### Records excerpted from a collection
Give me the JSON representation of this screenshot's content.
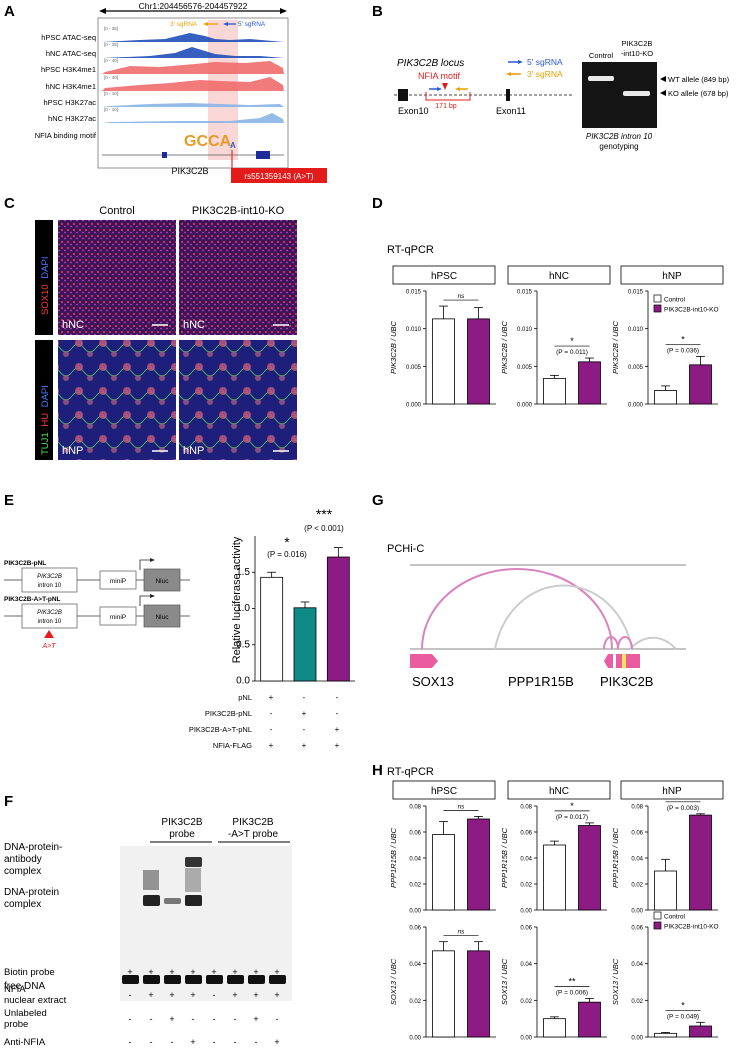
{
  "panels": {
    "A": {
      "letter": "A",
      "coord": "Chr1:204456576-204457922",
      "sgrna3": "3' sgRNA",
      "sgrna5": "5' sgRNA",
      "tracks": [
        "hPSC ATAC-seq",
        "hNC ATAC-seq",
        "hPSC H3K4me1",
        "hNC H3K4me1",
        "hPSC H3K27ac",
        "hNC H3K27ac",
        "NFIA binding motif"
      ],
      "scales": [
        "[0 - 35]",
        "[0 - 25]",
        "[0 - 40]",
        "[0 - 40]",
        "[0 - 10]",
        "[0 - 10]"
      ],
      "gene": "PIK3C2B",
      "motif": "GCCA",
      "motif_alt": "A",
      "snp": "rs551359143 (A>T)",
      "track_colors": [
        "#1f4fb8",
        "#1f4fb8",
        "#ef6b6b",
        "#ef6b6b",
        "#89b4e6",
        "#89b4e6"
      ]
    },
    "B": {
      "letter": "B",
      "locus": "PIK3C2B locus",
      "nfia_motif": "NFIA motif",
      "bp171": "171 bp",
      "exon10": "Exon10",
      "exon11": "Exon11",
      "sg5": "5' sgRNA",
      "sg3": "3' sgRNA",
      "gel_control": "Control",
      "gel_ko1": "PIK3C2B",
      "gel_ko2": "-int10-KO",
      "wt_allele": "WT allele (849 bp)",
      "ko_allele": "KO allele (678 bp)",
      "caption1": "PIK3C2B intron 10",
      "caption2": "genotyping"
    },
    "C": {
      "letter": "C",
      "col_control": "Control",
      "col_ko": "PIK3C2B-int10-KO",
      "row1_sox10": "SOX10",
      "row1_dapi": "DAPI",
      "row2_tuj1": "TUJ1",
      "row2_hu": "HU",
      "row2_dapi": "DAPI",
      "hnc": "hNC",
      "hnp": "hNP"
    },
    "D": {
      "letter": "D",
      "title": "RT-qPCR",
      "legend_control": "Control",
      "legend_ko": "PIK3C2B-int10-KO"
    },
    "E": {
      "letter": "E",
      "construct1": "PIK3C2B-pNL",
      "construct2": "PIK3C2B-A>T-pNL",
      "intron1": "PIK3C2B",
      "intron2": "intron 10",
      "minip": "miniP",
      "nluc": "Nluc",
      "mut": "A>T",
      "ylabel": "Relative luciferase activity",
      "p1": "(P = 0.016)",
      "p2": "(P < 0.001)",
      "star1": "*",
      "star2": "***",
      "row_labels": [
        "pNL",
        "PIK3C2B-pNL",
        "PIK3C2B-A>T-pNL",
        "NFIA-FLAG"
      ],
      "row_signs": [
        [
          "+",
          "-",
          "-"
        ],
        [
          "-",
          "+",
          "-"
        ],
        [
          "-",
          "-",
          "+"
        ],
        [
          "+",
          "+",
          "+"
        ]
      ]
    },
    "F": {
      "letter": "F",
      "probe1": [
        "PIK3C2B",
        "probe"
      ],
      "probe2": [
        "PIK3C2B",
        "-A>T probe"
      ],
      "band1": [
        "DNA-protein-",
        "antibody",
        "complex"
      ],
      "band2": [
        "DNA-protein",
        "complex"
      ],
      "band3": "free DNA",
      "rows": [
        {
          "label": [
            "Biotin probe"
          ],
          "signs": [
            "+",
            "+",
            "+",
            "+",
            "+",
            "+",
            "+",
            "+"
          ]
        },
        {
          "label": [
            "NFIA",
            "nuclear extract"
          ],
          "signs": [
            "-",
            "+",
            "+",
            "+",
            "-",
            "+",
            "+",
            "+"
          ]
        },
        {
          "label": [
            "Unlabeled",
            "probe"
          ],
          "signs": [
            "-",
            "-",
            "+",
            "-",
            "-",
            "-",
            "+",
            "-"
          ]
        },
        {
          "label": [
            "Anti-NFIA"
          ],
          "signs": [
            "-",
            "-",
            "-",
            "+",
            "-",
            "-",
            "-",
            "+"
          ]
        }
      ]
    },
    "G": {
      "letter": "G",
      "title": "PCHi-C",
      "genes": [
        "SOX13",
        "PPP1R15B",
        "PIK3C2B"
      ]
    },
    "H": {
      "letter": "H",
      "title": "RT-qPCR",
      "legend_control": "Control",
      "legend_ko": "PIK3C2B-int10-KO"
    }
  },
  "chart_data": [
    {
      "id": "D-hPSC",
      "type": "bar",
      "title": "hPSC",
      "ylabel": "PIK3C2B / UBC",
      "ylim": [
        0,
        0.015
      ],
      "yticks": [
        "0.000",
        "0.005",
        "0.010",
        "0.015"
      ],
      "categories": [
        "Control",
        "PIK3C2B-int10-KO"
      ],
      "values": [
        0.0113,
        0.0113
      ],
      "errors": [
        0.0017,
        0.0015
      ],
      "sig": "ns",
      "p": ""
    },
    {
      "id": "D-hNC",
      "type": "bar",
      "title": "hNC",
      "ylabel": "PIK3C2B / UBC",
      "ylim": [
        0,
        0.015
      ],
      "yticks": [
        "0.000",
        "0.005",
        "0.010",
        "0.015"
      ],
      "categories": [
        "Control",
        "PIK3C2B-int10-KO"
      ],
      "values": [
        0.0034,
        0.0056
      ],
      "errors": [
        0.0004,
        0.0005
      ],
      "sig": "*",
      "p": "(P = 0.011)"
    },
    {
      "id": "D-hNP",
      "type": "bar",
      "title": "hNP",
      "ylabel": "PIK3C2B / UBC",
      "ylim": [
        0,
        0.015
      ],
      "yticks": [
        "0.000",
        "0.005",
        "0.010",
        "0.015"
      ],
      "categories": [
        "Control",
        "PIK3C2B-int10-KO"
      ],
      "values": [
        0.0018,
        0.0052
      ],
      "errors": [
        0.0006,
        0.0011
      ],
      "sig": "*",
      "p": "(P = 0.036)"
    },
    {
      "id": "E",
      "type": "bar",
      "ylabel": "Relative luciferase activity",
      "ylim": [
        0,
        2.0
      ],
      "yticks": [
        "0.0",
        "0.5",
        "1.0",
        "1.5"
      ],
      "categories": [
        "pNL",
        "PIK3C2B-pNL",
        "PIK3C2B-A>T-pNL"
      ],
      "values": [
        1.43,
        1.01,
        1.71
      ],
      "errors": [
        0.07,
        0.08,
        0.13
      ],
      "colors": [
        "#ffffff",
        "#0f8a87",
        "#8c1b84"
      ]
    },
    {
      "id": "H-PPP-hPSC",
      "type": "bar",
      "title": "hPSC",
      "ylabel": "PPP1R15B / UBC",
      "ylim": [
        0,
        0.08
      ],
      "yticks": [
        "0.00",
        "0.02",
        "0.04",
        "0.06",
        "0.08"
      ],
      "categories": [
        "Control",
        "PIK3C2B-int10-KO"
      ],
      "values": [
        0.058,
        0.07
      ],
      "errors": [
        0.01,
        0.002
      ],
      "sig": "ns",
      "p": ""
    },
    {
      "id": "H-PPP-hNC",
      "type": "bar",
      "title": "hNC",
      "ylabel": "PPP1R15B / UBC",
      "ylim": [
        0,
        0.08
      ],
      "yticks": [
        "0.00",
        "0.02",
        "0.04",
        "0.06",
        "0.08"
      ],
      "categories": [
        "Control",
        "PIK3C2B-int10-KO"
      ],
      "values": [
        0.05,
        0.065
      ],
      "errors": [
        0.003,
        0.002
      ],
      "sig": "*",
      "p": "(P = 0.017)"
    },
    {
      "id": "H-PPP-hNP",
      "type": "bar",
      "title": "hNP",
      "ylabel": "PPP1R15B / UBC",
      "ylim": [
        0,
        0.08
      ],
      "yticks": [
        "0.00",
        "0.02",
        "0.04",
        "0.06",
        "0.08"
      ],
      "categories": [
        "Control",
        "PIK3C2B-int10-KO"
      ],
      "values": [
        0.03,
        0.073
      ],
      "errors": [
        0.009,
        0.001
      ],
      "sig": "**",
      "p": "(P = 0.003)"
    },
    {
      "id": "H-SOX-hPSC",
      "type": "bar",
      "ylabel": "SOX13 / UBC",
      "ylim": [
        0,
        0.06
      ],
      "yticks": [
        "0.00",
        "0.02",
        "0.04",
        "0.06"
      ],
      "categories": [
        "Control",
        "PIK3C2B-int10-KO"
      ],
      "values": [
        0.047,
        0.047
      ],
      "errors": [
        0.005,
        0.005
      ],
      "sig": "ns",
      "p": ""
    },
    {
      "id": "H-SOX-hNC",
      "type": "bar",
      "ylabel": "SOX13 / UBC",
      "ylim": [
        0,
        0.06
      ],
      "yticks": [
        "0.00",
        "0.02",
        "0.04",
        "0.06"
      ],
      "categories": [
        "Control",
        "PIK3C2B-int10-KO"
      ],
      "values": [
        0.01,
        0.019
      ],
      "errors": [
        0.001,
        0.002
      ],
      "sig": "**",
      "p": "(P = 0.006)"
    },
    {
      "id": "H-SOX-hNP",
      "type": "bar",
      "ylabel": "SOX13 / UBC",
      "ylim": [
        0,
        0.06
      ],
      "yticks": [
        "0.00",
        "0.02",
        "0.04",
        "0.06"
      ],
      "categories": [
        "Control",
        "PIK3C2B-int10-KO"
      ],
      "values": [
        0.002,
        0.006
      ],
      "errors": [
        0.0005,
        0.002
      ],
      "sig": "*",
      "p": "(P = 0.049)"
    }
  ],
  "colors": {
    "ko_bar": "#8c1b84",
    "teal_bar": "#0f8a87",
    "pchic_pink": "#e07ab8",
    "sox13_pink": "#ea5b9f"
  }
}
...
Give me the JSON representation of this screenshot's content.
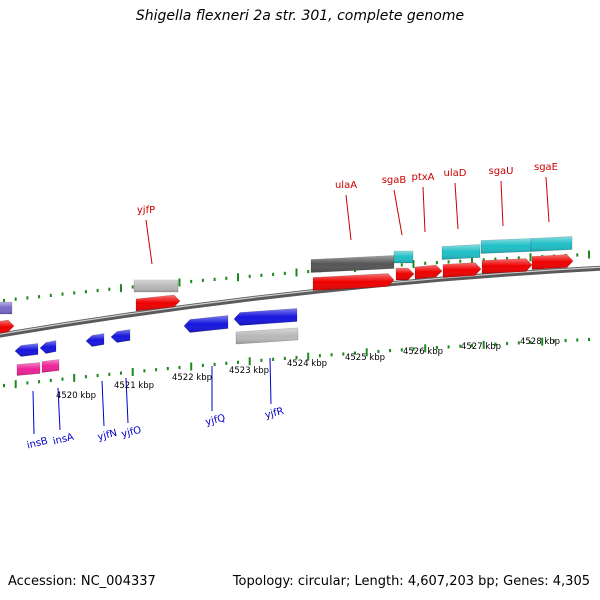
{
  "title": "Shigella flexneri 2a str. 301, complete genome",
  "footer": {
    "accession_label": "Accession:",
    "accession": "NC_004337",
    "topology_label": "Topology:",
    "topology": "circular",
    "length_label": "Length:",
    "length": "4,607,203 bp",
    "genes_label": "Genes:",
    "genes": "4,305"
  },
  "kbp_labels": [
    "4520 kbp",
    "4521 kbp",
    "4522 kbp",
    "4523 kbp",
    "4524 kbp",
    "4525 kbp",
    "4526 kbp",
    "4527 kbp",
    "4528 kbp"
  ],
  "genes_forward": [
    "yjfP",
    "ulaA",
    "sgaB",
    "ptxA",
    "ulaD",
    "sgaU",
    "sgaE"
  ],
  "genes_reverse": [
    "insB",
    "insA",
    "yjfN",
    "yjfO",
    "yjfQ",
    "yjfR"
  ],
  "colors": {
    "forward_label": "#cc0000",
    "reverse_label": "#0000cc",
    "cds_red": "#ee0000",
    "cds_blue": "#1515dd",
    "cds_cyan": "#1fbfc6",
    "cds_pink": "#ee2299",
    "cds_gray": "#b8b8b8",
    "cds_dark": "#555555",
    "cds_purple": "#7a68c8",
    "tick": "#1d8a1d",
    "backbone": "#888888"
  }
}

### Problem description
What lines above contain the word "NFIA"? Return each such line.

### Answer section
        "NFIA binding motif"
      "nfia_motif": "NFIA motif",
        "NFIA-FLAG"
            "NFIA",
            "Anti-NFIA"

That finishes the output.